_Given problem_
Of the lines in the entries, how many hold the word "Карабалыкского"? Give that number alone.

== Material

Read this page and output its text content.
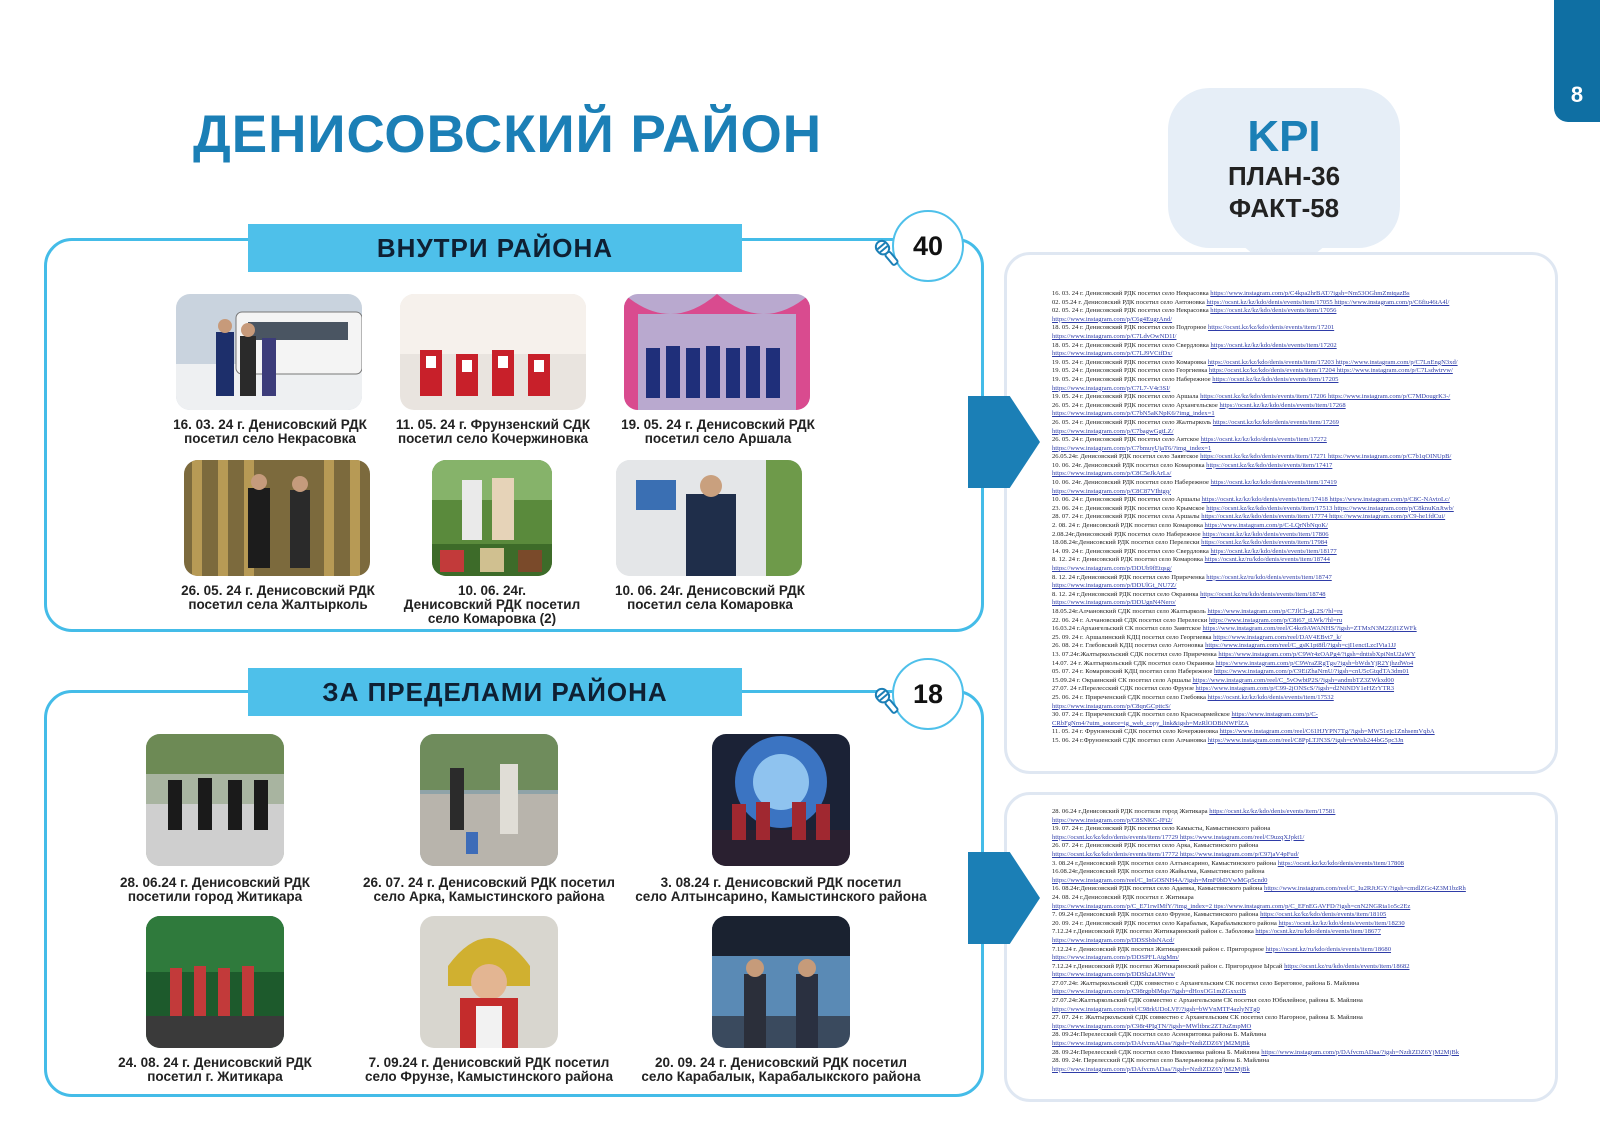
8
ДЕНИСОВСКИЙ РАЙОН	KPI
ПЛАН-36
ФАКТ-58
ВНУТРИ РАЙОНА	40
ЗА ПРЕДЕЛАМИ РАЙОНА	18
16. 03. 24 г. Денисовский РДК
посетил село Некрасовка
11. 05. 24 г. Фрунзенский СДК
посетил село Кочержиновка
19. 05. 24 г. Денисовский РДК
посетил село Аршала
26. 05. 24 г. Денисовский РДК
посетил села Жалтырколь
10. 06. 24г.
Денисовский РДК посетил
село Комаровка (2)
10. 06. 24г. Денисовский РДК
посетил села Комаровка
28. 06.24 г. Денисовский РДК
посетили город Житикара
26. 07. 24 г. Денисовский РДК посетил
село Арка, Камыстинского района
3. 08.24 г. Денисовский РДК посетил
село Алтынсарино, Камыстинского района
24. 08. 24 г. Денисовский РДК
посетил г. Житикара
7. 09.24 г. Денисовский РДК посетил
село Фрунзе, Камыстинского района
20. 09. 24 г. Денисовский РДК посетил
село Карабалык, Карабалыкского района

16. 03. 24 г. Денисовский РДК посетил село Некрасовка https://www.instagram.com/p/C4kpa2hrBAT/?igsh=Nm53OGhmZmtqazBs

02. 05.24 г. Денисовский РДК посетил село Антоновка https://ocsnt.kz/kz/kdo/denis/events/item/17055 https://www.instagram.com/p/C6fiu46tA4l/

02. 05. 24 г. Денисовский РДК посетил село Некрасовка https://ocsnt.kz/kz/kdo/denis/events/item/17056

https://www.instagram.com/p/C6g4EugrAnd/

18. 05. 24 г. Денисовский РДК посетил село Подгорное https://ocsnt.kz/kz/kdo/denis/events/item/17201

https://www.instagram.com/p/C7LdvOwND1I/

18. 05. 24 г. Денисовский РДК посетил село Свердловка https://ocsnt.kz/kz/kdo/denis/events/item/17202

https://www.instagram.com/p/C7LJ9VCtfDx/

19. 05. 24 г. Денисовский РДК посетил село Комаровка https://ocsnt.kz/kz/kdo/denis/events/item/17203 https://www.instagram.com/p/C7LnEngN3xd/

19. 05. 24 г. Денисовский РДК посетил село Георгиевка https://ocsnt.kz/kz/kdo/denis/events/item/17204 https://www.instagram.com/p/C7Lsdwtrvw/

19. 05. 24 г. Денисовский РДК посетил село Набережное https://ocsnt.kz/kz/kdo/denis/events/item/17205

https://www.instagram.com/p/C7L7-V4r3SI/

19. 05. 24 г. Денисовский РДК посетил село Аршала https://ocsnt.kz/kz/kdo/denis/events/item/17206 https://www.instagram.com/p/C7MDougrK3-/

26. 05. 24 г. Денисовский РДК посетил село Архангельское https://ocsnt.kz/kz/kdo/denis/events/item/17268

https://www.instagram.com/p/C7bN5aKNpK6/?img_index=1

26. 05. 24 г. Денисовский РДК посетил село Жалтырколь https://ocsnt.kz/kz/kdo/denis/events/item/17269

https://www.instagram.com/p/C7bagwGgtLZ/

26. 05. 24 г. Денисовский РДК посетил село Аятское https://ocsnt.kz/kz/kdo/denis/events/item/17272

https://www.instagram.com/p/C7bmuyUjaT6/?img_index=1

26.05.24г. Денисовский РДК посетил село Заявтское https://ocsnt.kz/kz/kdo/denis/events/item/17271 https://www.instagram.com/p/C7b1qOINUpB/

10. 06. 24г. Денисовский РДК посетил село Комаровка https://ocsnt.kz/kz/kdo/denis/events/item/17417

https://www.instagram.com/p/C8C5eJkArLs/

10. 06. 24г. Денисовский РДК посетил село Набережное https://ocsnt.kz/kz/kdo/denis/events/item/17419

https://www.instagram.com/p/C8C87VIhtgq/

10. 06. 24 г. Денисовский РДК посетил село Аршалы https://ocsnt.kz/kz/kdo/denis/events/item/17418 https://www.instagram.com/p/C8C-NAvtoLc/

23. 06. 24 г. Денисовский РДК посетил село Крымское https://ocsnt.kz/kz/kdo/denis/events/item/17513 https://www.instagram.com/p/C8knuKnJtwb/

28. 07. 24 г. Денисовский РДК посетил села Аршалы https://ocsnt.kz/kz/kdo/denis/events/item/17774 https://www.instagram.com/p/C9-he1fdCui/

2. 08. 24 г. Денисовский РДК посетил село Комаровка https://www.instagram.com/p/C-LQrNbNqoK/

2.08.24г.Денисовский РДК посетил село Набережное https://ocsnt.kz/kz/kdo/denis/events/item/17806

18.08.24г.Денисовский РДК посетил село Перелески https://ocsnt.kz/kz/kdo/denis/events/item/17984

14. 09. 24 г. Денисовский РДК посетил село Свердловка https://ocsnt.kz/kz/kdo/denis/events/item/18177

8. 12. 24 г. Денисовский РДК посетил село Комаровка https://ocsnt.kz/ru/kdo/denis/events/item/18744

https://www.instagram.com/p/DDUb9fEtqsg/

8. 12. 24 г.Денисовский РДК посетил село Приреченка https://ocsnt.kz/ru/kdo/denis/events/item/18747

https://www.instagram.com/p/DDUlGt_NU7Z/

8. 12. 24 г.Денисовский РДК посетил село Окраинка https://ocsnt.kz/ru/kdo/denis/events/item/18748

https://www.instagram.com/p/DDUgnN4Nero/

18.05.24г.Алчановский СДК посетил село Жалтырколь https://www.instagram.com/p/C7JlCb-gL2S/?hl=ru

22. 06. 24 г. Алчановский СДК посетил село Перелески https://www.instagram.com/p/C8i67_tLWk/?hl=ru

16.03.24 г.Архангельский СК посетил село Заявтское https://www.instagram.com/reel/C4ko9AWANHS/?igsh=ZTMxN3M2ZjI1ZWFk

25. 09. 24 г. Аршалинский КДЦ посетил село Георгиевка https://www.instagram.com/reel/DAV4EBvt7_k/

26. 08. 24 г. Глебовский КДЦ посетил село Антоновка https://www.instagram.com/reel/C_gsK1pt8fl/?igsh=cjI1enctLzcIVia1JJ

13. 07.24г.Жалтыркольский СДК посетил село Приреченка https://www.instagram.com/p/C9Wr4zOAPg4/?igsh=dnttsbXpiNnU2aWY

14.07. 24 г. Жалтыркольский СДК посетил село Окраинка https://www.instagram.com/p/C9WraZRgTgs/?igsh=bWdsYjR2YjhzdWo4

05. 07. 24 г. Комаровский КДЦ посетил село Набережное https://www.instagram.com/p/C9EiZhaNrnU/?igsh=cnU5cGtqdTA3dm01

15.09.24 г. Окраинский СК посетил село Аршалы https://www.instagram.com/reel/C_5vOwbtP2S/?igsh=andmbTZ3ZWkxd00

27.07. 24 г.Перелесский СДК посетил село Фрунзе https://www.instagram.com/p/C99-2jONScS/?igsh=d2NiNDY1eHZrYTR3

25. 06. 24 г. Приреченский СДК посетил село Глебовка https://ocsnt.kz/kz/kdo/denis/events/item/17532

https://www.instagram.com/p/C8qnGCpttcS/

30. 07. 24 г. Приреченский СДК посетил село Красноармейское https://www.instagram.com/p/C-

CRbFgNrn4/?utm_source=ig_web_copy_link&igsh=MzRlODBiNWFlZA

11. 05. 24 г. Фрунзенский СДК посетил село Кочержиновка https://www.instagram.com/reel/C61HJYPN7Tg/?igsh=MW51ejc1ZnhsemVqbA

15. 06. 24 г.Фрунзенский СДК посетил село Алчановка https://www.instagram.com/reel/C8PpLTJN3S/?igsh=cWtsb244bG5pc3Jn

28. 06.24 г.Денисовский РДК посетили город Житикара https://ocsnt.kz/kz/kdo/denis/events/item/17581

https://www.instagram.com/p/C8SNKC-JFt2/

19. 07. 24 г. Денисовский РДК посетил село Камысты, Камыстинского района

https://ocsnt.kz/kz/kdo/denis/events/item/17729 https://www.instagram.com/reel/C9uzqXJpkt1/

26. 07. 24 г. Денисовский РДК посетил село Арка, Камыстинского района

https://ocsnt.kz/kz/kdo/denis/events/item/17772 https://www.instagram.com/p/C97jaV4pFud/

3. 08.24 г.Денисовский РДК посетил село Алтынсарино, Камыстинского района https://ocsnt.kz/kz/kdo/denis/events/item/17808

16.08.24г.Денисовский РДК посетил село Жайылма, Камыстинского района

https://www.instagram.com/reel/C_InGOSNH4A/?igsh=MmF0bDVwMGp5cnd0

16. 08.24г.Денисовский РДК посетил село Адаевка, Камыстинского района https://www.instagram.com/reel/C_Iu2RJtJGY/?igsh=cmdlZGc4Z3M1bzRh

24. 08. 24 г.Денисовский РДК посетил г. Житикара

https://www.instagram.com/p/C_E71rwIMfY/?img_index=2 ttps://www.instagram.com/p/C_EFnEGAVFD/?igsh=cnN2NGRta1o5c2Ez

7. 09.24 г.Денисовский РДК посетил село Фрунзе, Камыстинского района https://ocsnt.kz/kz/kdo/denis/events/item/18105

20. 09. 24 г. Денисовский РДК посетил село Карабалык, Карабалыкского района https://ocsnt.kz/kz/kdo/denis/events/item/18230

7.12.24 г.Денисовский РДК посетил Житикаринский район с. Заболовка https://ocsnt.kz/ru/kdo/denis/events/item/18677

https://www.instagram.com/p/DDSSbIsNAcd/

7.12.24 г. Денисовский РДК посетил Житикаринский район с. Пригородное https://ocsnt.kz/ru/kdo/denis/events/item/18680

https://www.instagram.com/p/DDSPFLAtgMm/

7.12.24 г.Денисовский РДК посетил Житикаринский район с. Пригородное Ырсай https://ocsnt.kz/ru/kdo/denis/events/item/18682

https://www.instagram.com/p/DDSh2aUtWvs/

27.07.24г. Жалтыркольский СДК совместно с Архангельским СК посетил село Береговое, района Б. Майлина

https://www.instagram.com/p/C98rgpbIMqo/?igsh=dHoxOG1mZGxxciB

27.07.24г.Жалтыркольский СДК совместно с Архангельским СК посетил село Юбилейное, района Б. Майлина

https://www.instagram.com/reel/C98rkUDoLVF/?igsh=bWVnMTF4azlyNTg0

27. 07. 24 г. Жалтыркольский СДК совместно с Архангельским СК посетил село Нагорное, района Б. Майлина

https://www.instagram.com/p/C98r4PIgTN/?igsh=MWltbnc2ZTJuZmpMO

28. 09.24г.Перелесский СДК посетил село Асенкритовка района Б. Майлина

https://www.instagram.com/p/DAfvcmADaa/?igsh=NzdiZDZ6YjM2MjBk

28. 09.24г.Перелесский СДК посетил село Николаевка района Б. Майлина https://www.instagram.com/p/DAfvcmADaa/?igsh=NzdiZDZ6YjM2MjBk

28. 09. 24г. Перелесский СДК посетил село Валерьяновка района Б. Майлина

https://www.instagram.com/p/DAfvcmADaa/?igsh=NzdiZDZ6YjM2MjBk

====

_Exercise result_
2